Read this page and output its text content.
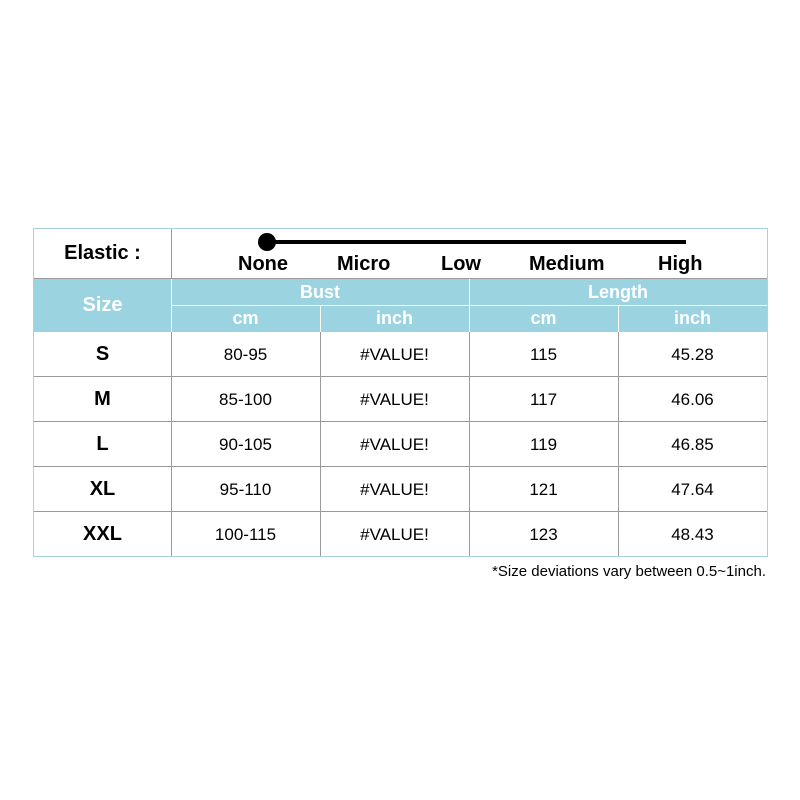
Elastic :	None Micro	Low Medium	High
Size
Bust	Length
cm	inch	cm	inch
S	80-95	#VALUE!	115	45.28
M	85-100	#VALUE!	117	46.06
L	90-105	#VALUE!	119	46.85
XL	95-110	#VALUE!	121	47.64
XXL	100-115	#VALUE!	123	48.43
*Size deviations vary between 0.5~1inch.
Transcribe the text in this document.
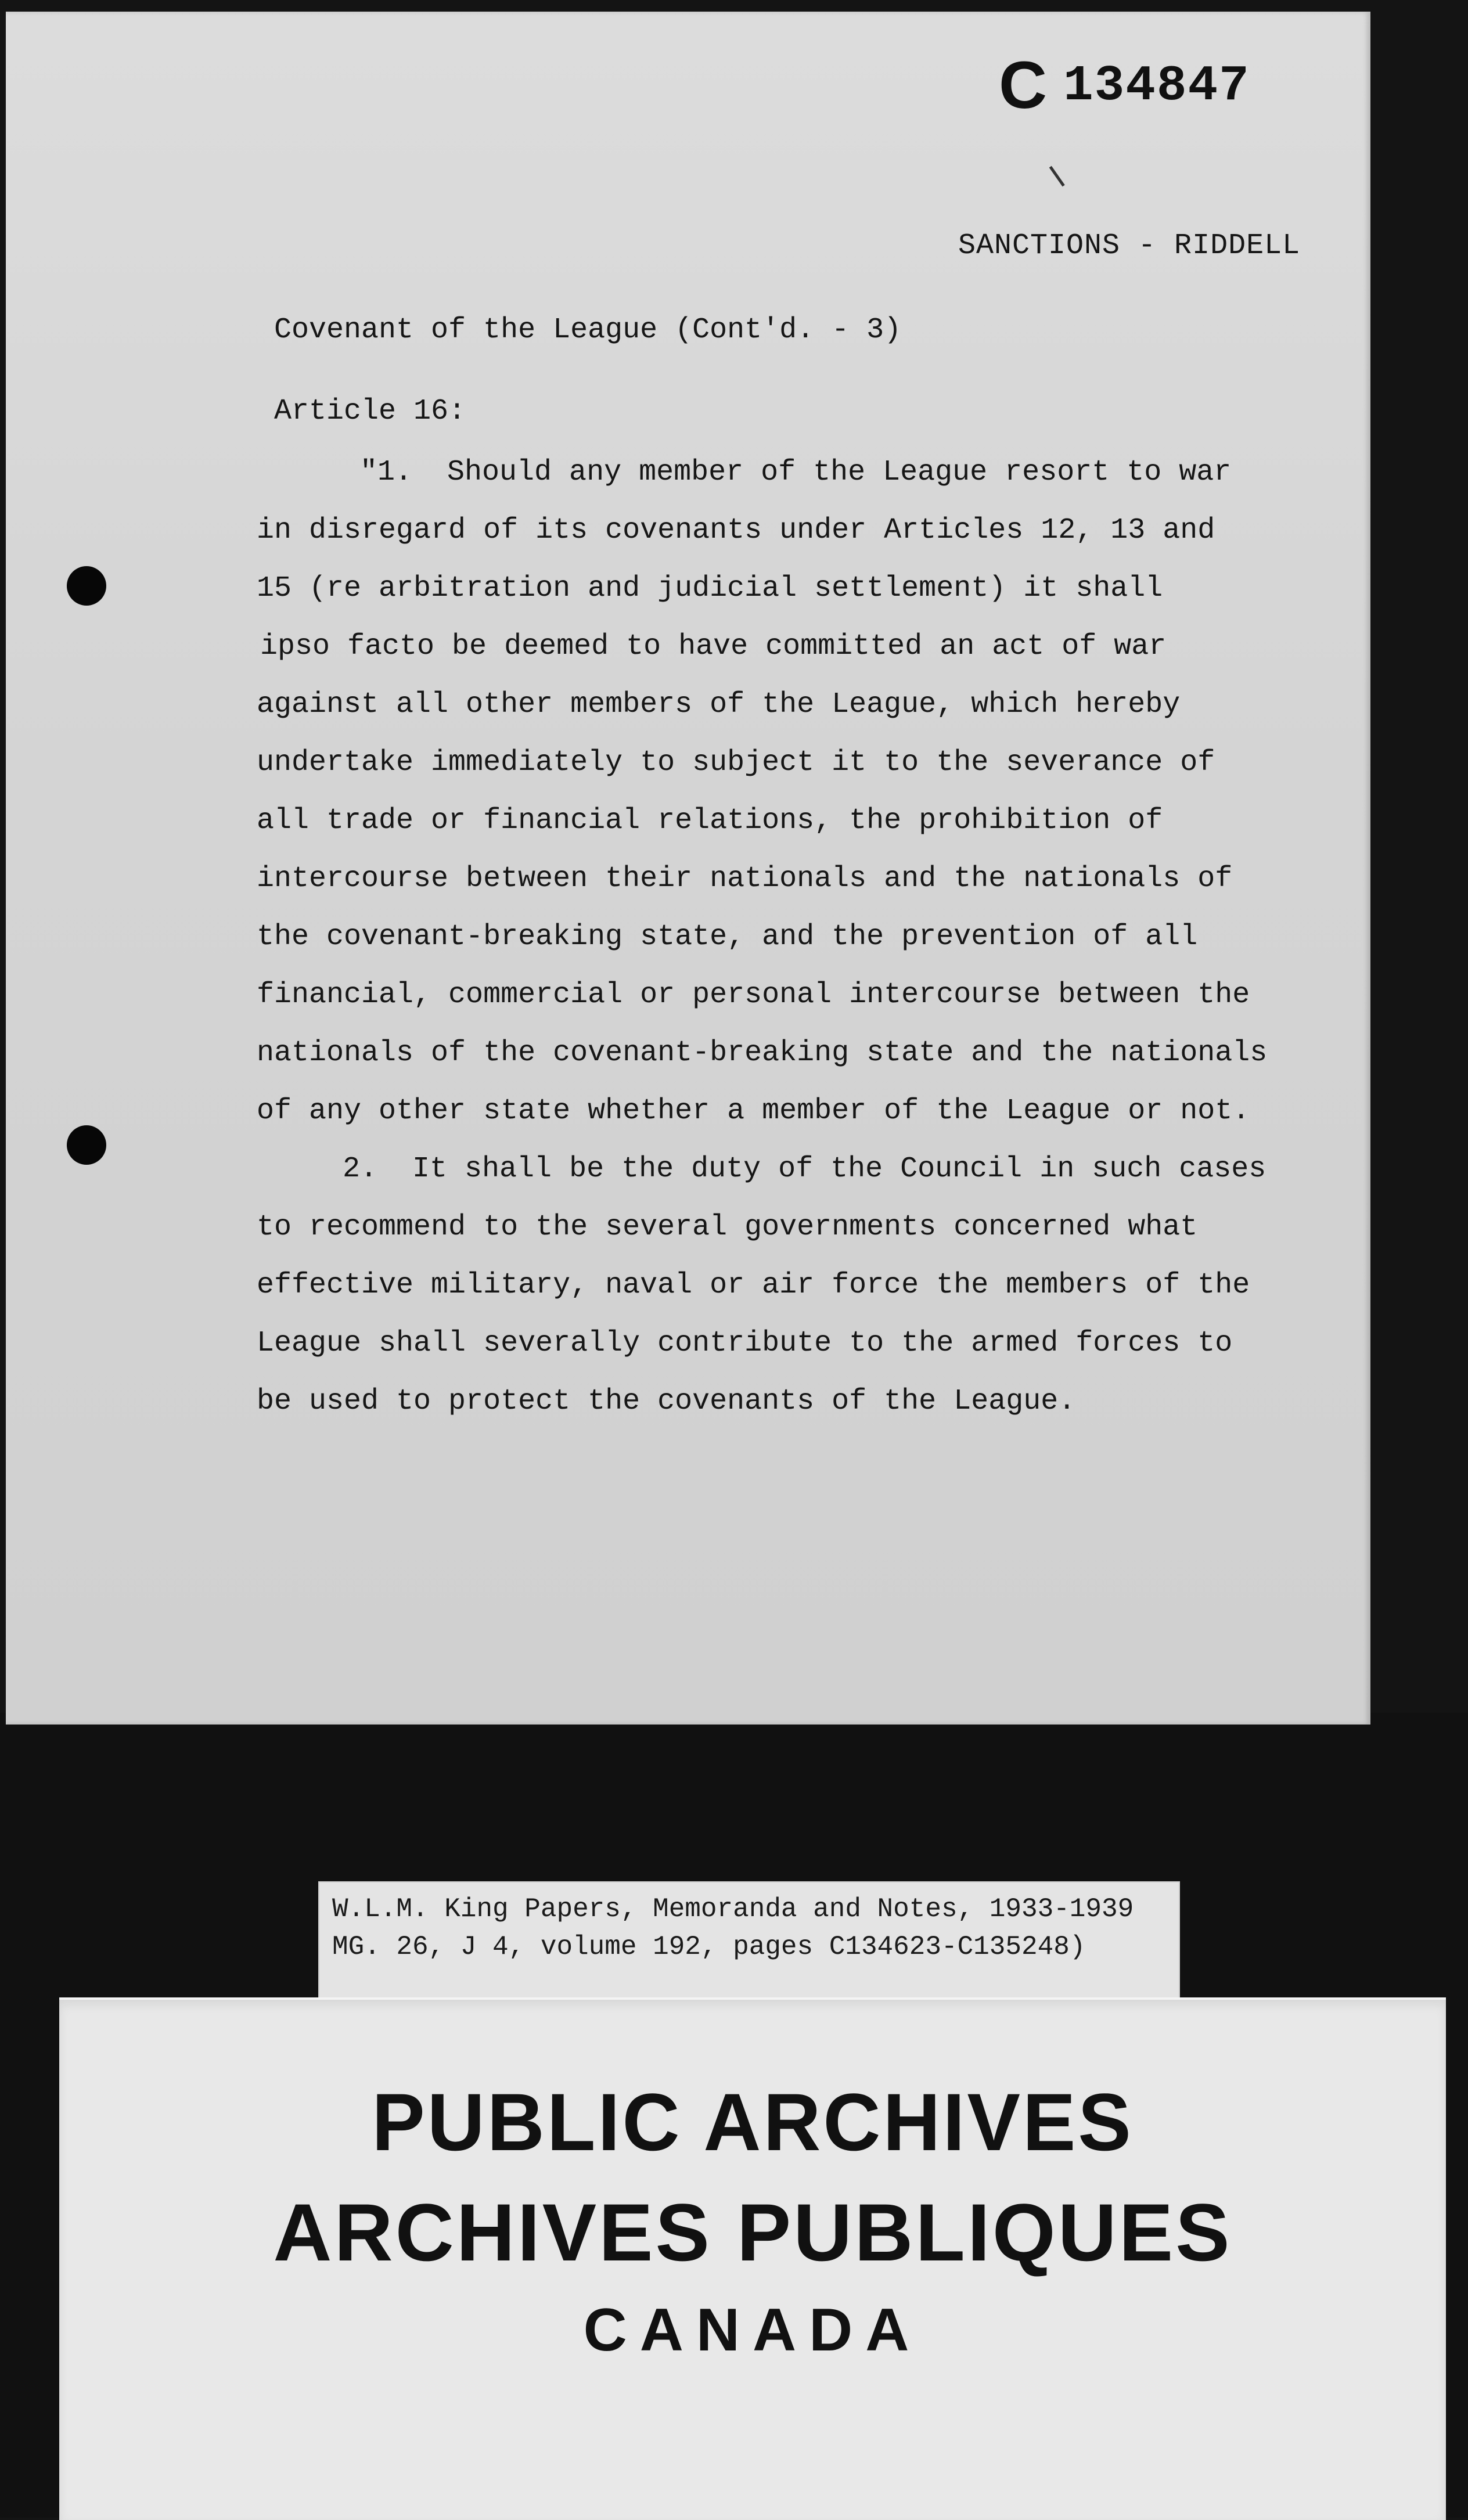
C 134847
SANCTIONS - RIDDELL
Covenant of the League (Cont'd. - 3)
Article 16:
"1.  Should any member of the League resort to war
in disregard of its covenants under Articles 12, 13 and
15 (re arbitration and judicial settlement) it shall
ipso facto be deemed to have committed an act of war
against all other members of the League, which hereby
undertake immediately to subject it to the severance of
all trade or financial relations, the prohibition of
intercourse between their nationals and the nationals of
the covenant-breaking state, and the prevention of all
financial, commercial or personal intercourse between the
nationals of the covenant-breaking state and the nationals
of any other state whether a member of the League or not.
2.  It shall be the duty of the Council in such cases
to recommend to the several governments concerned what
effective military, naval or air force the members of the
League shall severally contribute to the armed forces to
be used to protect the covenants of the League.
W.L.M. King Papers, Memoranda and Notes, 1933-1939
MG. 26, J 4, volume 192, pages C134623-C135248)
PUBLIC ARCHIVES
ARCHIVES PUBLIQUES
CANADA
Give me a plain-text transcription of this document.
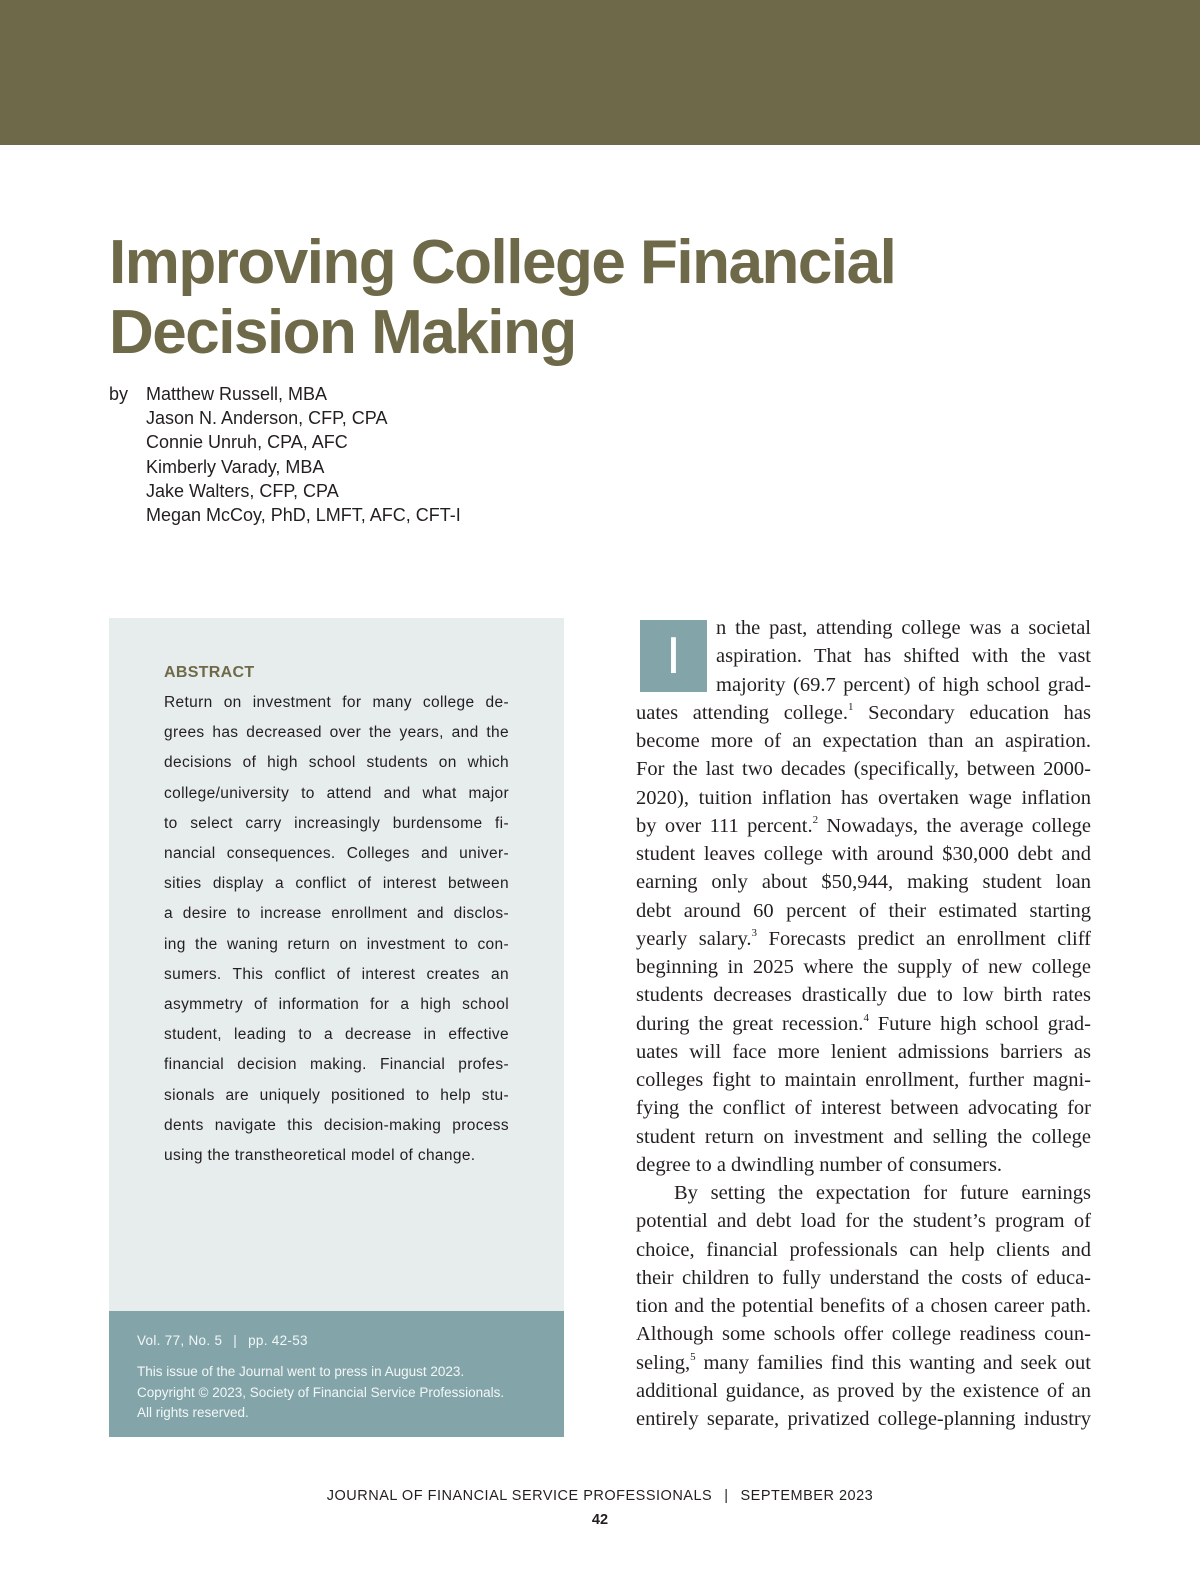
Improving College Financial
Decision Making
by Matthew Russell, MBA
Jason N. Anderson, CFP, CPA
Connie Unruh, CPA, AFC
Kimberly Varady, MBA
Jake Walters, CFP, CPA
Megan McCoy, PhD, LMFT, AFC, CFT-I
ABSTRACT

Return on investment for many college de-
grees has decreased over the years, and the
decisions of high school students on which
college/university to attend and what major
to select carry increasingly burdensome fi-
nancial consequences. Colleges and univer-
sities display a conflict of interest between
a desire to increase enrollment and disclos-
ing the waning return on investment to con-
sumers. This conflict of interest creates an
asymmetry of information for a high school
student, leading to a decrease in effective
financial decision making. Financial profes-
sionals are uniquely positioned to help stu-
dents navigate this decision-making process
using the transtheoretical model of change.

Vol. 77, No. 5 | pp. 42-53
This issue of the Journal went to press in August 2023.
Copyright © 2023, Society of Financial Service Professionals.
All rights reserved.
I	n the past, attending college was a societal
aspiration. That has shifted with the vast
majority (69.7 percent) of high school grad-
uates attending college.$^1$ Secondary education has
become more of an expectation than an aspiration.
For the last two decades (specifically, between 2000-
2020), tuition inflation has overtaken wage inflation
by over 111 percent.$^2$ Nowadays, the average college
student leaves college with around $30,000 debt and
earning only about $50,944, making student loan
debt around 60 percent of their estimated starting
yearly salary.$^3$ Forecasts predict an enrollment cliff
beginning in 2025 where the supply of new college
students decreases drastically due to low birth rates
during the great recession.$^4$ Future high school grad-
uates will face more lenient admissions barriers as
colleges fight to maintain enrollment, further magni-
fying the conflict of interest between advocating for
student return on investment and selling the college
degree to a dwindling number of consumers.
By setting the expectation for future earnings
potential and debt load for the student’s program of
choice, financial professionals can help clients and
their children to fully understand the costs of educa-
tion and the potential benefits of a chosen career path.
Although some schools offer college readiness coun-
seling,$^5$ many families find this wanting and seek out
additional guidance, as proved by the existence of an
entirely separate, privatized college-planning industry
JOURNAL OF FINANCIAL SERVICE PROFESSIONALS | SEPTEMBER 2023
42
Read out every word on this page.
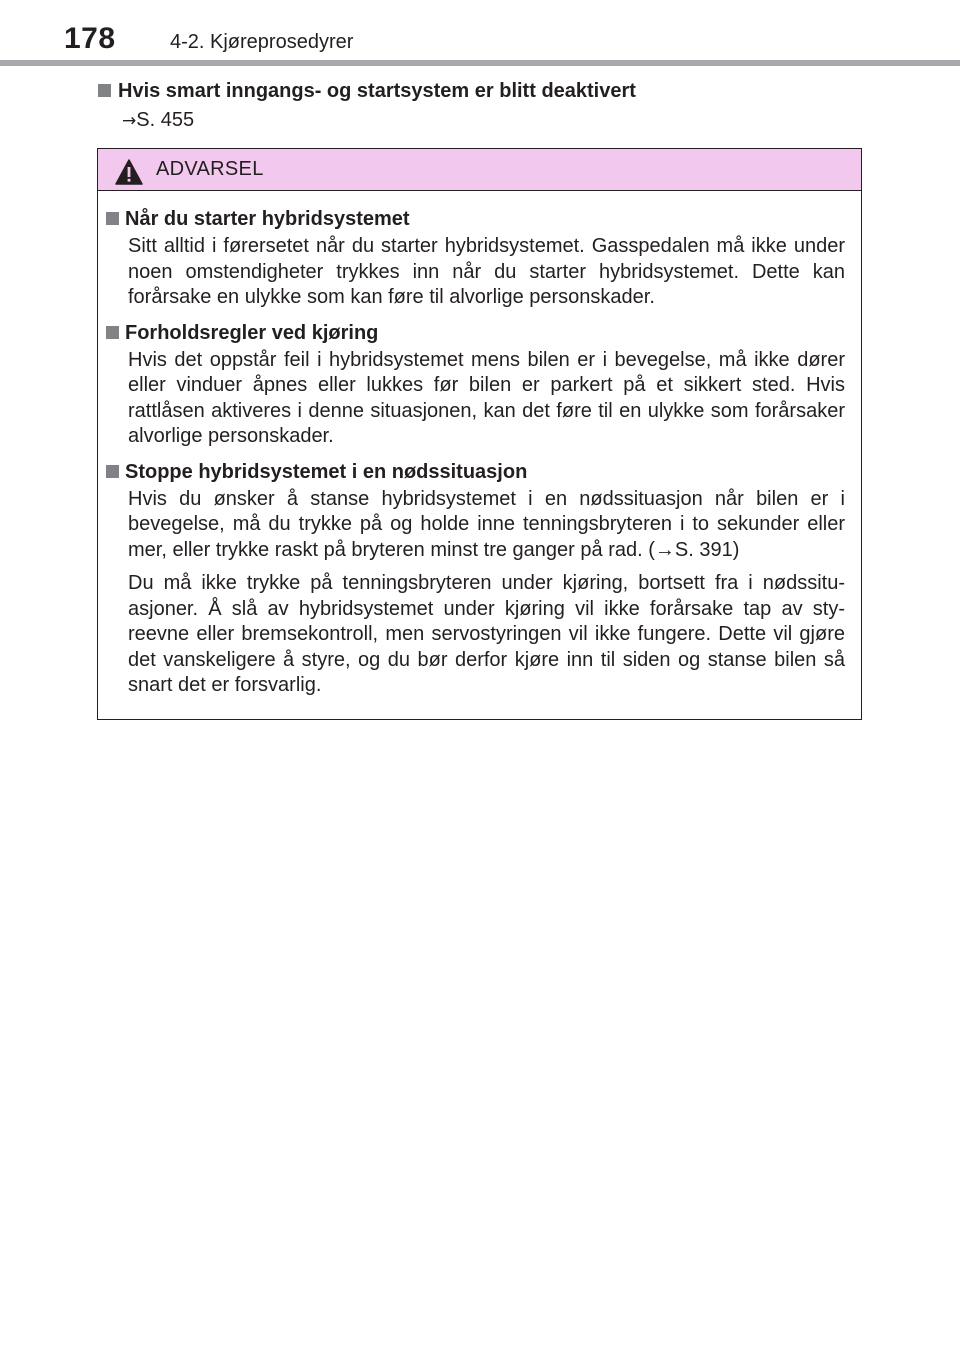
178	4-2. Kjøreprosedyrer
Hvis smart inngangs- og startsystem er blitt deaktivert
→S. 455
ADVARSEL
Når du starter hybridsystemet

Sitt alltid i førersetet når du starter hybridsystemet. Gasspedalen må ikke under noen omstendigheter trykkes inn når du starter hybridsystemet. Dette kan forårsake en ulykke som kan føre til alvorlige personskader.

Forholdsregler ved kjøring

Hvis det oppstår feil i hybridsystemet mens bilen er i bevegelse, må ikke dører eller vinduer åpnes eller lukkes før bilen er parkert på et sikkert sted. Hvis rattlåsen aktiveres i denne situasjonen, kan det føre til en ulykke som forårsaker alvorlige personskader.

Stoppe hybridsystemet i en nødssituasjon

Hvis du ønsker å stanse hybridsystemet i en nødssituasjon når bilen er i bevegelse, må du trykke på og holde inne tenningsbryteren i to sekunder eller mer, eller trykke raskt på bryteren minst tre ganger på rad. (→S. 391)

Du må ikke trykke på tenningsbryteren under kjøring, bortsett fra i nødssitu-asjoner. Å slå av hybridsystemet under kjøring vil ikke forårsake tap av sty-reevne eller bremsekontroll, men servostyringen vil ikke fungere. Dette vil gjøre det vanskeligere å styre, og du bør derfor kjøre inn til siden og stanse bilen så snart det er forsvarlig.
+--
From the entries above, collect every line with the string "around" in it.

student leaves college with around $30,000 debt and
debt around 60 percent of their estimated starting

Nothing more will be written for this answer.